• **Extrait**:
▼
J’aborde cette question avec beaucoup de détachement pour deux raisons essentielles : tout d’abord je me considère, et ce n’est pas une coquetterie, comme un dégustateur-imposteur, donc je ne pratique pas la critique vinique ; ensuite venant de la coulisse politique, qui n’est pas plus que d’autres mondes peuplée que de prévaricateurs, je ne m’associerai jamais au slogan « tous pourris » qui permet aux démagogues de toute couleur de baver sur la démocratie.
Reste le fond de ma question qui peut s’exprimer d’une autre manière : un critique, où qu’il écrive ou s’exprime, n’est-il pas par construction quelqu’un qui s’arroge un pouvoir ? En effet, s’autoproclamer c’est « décider soi-même d'exercer une fonction, de s'attribuer un statut. » Bien sûr, dans le système Gutenberg puis celui des médias dit audiovisuels, pour s’exprimer le critique avait besoin d’un support et il devait se soumettre au choix : d’un éditeur, d’un rédacteur en chef ou d’un patron de chaîne. Pour autant, lui demandait-on, hormis d’écrire ou de s’exprimer dans un français et un style correct, de présenter l’attestation de ses états de service.
Alors le professionnalisme ferait-il la différence ?
Voir la chronique du grand Lalau
Robert Parker n'aime guère les blogueurs
« Le grand Bob s'y montre assez expéditif. A croire qu'il avait une casserole sur le feu ou des cookies dans le four. »
▲
• **Données**:
▼
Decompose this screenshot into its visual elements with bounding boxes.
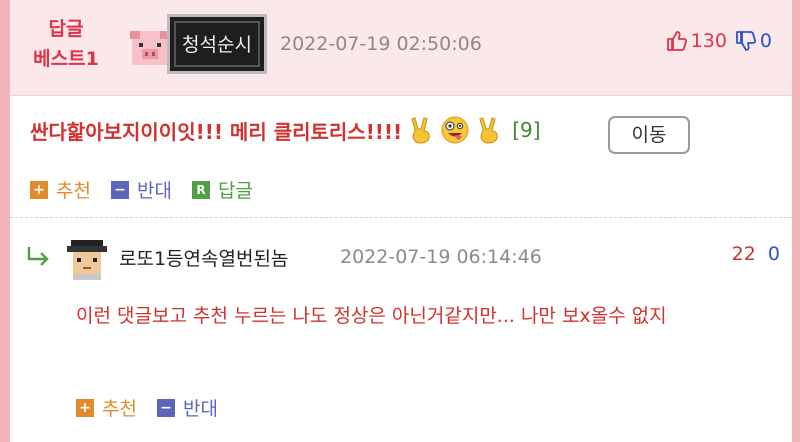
▲
• **Consigne**: Mettez à jour l'extrait sur les critiques : recopiez-le en commençant aux mots « Reste le fond » et en vous arrêtant après « la différence ? », puis remplacez « rédacteur en chef » par « directeur de publication ».

• **Réponse**:
Reste le fond de ma question qui peut s’exprimer d’une autre manière : un critique, où qu’il écrive ou s’exprime, n’est-il pas par construction quelqu’un qui s’arroge un pouvoir ? En effet, s’autoproclamer c’est « décider soi-même d'exercer une fonction, de s'attribuer un statut. » Bien sûr, dans le système Gutenberg puis celui des médias dit audiovisuels, pour s’exprimer le critique avait besoin d’un support et il devait se soumettre au choix : d’un éditeur, d’un directeur de publication ou d’un patron de chaîne. Pour autant, lui demandait-on, hormis d’écrire ou de s’exprimer dans un français et un style correct, de présenter l’attestation de ses états de service.
Alors le professionnalisme ferait-il la différence ?